> [MATERIAL FOR THIS TASK]:
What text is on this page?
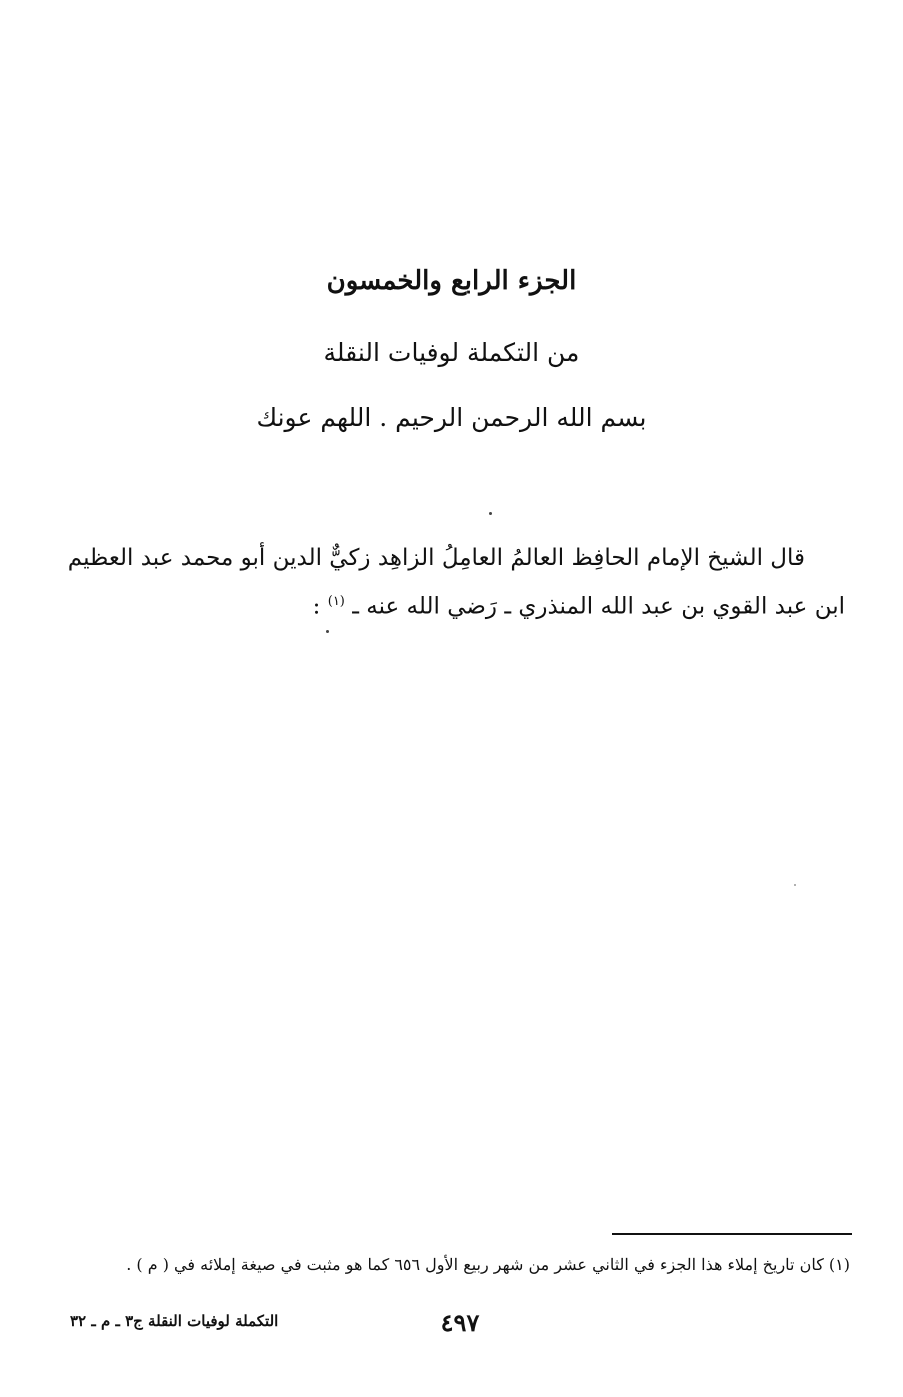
الجزء الرابع والخمسون
من التكملة لوفيات النقلة
بسم الله الرحمن الرحيم . اللهم عونك
قال الشيخ الإمام الحافِظ العالمُ العامِلُ الزاهِد زكيٌّ الدين أبو محمد عبد العظيم
ابن عبد القوي بن عبد الله المنذري ـ رَضي الله عنه ـ $^{(١)}$ :
(١) كان تاريخ إملاء هذا الجزء في الثاني عشر من شهر ربيع الأول ٦٥٦ كما هو مثبت في صيغة إملائه في ( م ) .
التكملة لوفيات النقلة ج٣ ـ م ـ ٣٢	٤٩٧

> [EXERCISE DESCRIPTION]: Repeat the data exactly, dropping every picture it holds.

> [EXERCISE RESULT]:
What text is on this page?
الجزء الرابع والخمسون
من التكملة لوفيات النقلة
بسم الله الرحمن الرحيم . اللهم عونك
قال الشيخ الإمام الحافِظ العالمُ العامِلُ الزاهِد زكيٌّ الدين أبو محمد عبد العظيم
ابن عبد القوي بن عبد الله المنذري ـ رَضي الله عنه ـ $^{(١)}$ :
(١) كان تاريخ إملاء هذا الجزء في الثاني عشر من شهر ربيع الأول ٦٥٦ كما هو مثبت في صيغة إملائه في ( م ) .
التكملة لوفيات النقلة ج٣ ـ م ـ ٣٢	٤٩٧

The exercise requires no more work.